Begin Supplied data

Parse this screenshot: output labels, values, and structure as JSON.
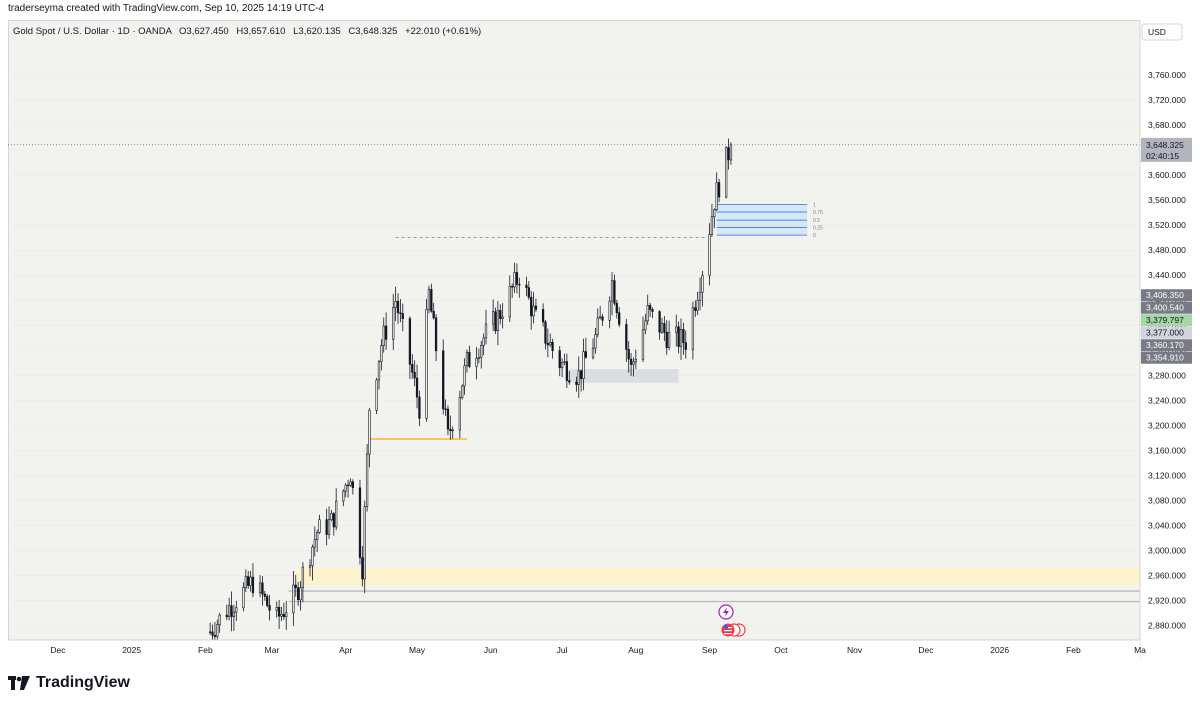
{
  "header": {
    "text": "traderseyma created with TradingView.com, Sep 10, 2025 14:19 UTC-4"
  },
  "legend": {
    "symbol": "Gold Spot / U.S. Dollar · 1D · OANDA",
    "o_label": "O",
    "o": "3,627.450",
    "h_label": "H",
    "h": "3,657.610",
    "l_label": "L",
    "l": "3,620.135",
    "c_label": "C",
    "c": "3,648.325",
    "change": "+22.010 (+0.61%)"
  },
  "currency": "USD",
  "brand": {
    "name": "TradingView"
  },
  "colors": {
    "up": "#131722",
    "down": "#131722",
    "bg": "#f2f3ee",
    "price_label": "#b2b5be",
    "gray_label": "#787b86",
    "green_label": "#a5d6a7",
    "zone": "#fff3c4",
    "fib": "#2962ff",
    "orange": "#ffb74d"
  },
  "chart_data": {
    "type": "candlestick",
    "title": "Gold Spot / U.S. Dollar · 1D · OANDA",
    "ylim": [
      2860,
      3800
    ],
    "y_ticks": [
      2880,
      2920,
      2960,
      3000,
      3040,
      3080,
      3120,
      3160,
      3200,
      3240,
      3280,
      3320,
      3360,
      3400,
      3440,
      3480,
      3520,
      3560,
      3600,
      3640,
      3680,
      3720,
      3760
    ],
    "y_tick_labels": [
      "2,880.000",
      "2,920.000",
      "2,960.000",
      "3,000.000",
      "3,040.000",
      "3,080.000",
      "3,120.000",
      "3,160.000",
      "3,200.000",
      "3,240.000",
      "3,280.000",
      "3,320.000",
      "3,360.000",
      "3,400.000",
      "3,440.000",
      "3,480.000",
      "3,520.000",
      "3,560.000",
      "3,600.000",
      "3,640.000",
      "3,680.000",
      "3,720.000",
      "3,760.000"
    ],
    "x_labels": [
      {
        "label": "Dec",
        "date": "2024-12-01"
      },
      {
        "label": "2025",
        "date": "2025-01-01"
      },
      {
        "label": "Feb",
        "date": "2025-02-01"
      },
      {
        "label": "Mar",
        "date": "2025-03-01"
      },
      {
        "label": "Apr",
        "date": "2025-04-01"
      },
      {
        "label": "May",
        "date": "2025-05-01"
      },
      {
        "label": "Jun",
        "date": "2025-06-01"
      },
      {
        "label": "Jul",
        "date": "2025-07-01"
      },
      {
        "label": "Aug",
        "date": "2025-08-01"
      },
      {
        "label": "Sep",
        "date": "2025-09-01"
      },
      {
        "label": "Oct",
        "date": "2025-10-01"
      },
      {
        "label": "Nov",
        "date": "2025-11-01"
      },
      {
        "label": "Dec",
        "date": "2025-12-01"
      },
      {
        "label": "2026",
        "date": "2026-01-01"
      },
      {
        "label": "Feb",
        "date": "2026-02-01"
      },
      {
        "label": "Ma",
        "date": "2026-03-01"
      }
    ],
    "xlim": [
      "2024-11-10",
      "2026-03-01"
    ],
    "waypoints": [
      [
        "2025-02-03",
        2870
      ],
      [
        "2025-02-10",
        2905
      ],
      [
        "2025-02-21",
        2950
      ],
      [
        "2025-03-03",
        2890
      ],
      [
        "2025-03-11",
        2930
      ],
      [
        "2025-03-20",
        3030
      ],
      [
        "2025-03-26",
        3045
      ],
      [
        "2025-04-03",
        3125
      ],
      [
        "2025-04-08",
        2975
      ],
      [
        "2025-04-11",
        3230
      ],
      [
        "2025-04-16",
        3330
      ],
      [
        "2025-04-22",
        3400
      ],
      [
        "2025-04-28",
        3300
      ],
      [
        "2025-05-02",
        3230
      ],
      [
        "2025-05-06",
        3410
      ],
      [
        "2025-05-14",
        3180
      ],
      [
        "2025-05-22",
        3300
      ],
      [
        "2025-06-05",
        3380
      ],
      [
        "2025-06-13",
        3440
      ],
      [
        "2025-06-20",
        3370
      ],
      [
        "2025-06-30",
        3300
      ],
      [
        "2025-07-08",
        3280
      ],
      [
        "2025-07-15",
        3340
      ],
      [
        "2025-07-22",
        3430
      ],
      [
        "2025-07-30",
        3290
      ],
      [
        "2025-08-06",
        3380
      ],
      [
        "2025-08-15",
        3340
      ],
      [
        "2025-08-22",
        3335
      ],
      [
        "2025-08-29",
        3450
      ],
      [
        "2025-09-03",
        3560
      ],
      [
        "2025-09-10",
        3648.325
      ]
    ],
    "last_price": {
      "value": 3648.325,
      "label": "3,648.325",
      "countdown": "02:40:15"
    },
    "price_labels": [
      {
        "value": 3406.35,
        "label": "3,406.350",
        "style": "dark"
      },
      {
        "value": 3400.54,
        "label": "3,400.540",
        "style": "dark"
      },
      {
        "value": 3379.797,
        "label": "3,379.797",
        "style": "green"
      },
      {
        "value": 3377.0,
        "label": "3,377.000",
        "style": "light"
      },
      {
        "value": 3360.17,
        "label": "3,360.170",
        "style": "dark"
      },
      {
        "value": 3354.91,
        "label": "3,354.910",
        "style": "dark"
      }
    ],
    "fib_levels": [
      {
        "label": "1",
        "value": 3553
      },
      {
        "label": "0.75",
        "value": 3541
      },
      {
        "label": "0.5",
        "value": 3528
      },
      {
        "label": "0.25",
        "value": 3516
      },
      {
        "label": "0",
        "value": 3504
      }
    ],
    "zones": {
      "demand_zone": {
        "from": 2945,
        "to": 2972,
        "start": "2025-03-11"
      },
      "gray_box": {
        "from": 3268,
        "to": 3290,
        "start": "2025-07-04",
        "end": "2025-08-19"
      },
      "orange_line": {
        "value": 3178,
        "start": "2025-04-11",
        "end": "2025-05-22"
      },
      "dashed_high": {
        "value": 3500,
        "start": "2025-04-22",
        "end": "2025-08-31"
      },
      "hlines": [
        2935,
        2918
      ]
    }
  }
}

End Supplied data

— Brief —
Transcribe every entry above exactly. Omit all pictures.

— Exercise output —
Parse this screenshot: output labels, values, and structure as JSON.
{
  "header": {
    "text": "traderseyma created with TradingView.com, Sep 10, 2025 14:19 UTC-4"
  },
  "legend": {
    "symbol": "Gold Spot / U.S. Dollar · 1D · OANDA",
    "o_label": "O",
    "o": "3,627.450",
    "h_label": "H",
    "h": "3,657.610",
    "l_label": "L",
    "l": "3,620.135",
    "c_label": "C",
    "c": "3,648.325",
    "change": "+22.010 (+0.61%)"
  },
  "currency": "USD",
  "brand": {
    "name": "TradingView"
  },
  "colors": {
    "up": "#131722",
    "down": "#131722",
    "bg": "#f2f3ee",
    "price_label": "#b2b5be",
    "gray_label": "#787b86",
    "green_label": "#a5d6a7",
    "zone": "#fff3c4",
    "fib": "#2962ff",
    "orange": "#ffb74d"
  },
  "chart_data": {
    "type": "candlestick",
    "title": "Gold Spot / U.S. Dollar · 1D · OANDA",
    "ylim": [
      2860,
      3800
    ],
    "y_ticks": [
      2880,
      2920,
      2960,
      3000,
      3040,
      3080,
      3120,
      3160,
      3200,
      3240,
      3280,
      3320,
      3360,
      3400,
      3440,
      3480,
      3520,
      3560,
      3600,
      3640,
      3680,
      3720,
      3760
    ],
    "y_tick_labels": [
      "2,880.000",
      "2,920.000",
      "2,960.000",
      "3,000.000",
      "3,040.000",
      "3,080.000",
      "3,120.000",
      "3,160.000",
      "3,200.000",
      "3,240.000",
      "3,280.000",
      "3,320.000",
      "3,360.000",
      "3,400.000",
      "3,440.000",
      "3,480.000",
      "3,520.000",
      "3,560.000",
      "3,600.000",
      "3,640.000",
      "3,680.000",
      "3,720.000",
      "3,760.000"
    ],
    "x_labels": [
      {
        "label": "Dec",
        "date": "2024-12-01"
      },
      {
        "label": "2025",
        "date": "2025-01-01"
      },
      {
        "label": "Feb",
        "date": "2025-02-01"
      },
      {
        "label": "Mar",
        "date": "2025-03-01"
      },
      {
        "label": "Apr",
        "date": "2025-04-01"
      },
      {
        "label": "May",
        "date": "2025-05-01"
      },
      {
        "label": "Jun",
        "date": "2025-06-01"
      },
      {
        "label": "Jul",
        "date": "2025-07-01"
      },
      {
        "label": "Aug",
        "date": "2025-08-01"
      },
      {
        "label": "Sep",
        "date": "2025-09-01"
      },
      {
        "label": "Oct",
        "date": "2025-10-01"
      },
      {
        "label": "Nov",
        "date": "2025-11-01"
      },
      {
        "label": "Dec",
        "date": "2025-12-01"
      },
      {
        "label": "2026",
        "date": "2026-01-01"
      },
      {
        "label": "Feb",
        "date": "2026-02-01"
      },
      {
        "label": "Ma",
        "date": "2026-03-01"
      }
    ],
    "xlim": [
      "2024-11-10",
      "2026-03-01"
    ],
    "waypoints": [
      [
        "2025-02-03",
        2870
      ],
      [
        "2025-02-10",
        2905
      ],
      [
        "2025-02-21",
        2950
      ],
      [
        "2025-03-03",
        2890
      ],
      [
        "2025-03-11",
        2930
      ],
      [
        "2025-03-20",
        3030
      ],
      [
        "2025-03-26",
        3045
      ],
      [
        "2025-04-03",
        3125
      ],
      [
        "2025-04-08",
        2975
      ],
      [
        "2025-04-11",
        3230
      ],
      [
        "2025-04-16",
        3330
      ],
      [
        "2025-04-22",
        3400
      ],
      [
        "2025-04-28",
        3300
      ],
      [
        "2025-05-02",
        3230
      ],
      [
        "2025-05-06",
        3410
      ],
      [
        "2025-05-14",
        3180
      ],
      [
        "2025-05-22",
        3300
      ],
      [
        "2025-06-05",
        3380
      ],
      [
        "2025-06-13",
        3440
      ],
      [
        "2025-06-20",
        3370
      ],
      [
        "2025-06-30",
        3300
      ],
      [
        "2025-07-08",
        3280
      ],
      [
        "2025-07-15",
        3340
      ],
      [
        "2025-07-22",
        3430
      ],
      [
        "2025-07-30",
        3290
      ],
      [
        "2025-08-06",
        3380
      ],
      [
        "2025-08-15",
        3340
      ],
      [
        "2025-08-22",
        3335
      ],
      [
        "2025-08-29",
        3450
      ],
      [
        "2025-09-03",
        3560
      ],
      [
        "2025-09-10",
        3648.325
      ]
    ],
    "last_price": {
      "value": 3648.325,
      "label": "3,648.325",
      "countdown": "02:40:15"
    },
    "price_labels": [
      {
        "value": 3406.35,
        "label": "3,406.350",
        "style": "dark"
      },
      {
        "value": 3400.54,
        "label": "3,400.540",
        "style": "dark"
      },
      {
        "value": 3379.797,
        "label": "3,379.797",
        "style": "green"
      },
      {
        "value": 3377.0,
        "label": "3,377.000",
        "style": "light"
      },
      {
        "value": 3360.17,
        "label": "3,360.170",
        "style": "dark"
      },
      {
        "value": 3354.91,
        "label": "3,354.910",
        "style": "dark"
      }
    ],
    "fib_levels": [
      {
        "label": "1",
        "value": 3553
      },
      {
        "label": "0.75",
        "value": 3541
      },
      {
        "label": "0.5",
        "value": 3528
      },
      {
        "label": "0.25",
        "value": 3516
      },
      {
        "label": "0",
        "value": 3504
      }
    ],
    "zones": {
      "demand_zone": {
        "from": 2945,
        "to": 2972,
        "start": "2025-03-11"
      },
      "gray_box": {
        "from": 3268,
        "to": 3290,
        "start": "2025-07-04",
        "end": "2025-08-19"
      },
      "orange_line": {
        "value": 3178,
        "start": "2025-04-11",
        "end": "2025-05-22"
      },
      "dashed_high": {
        "value": 3500,
        "start": "2025-04-22",
        "end": "2025-08-31"
      },
      "hlines": [
        2935,
        2918
      ]
    }
  }
}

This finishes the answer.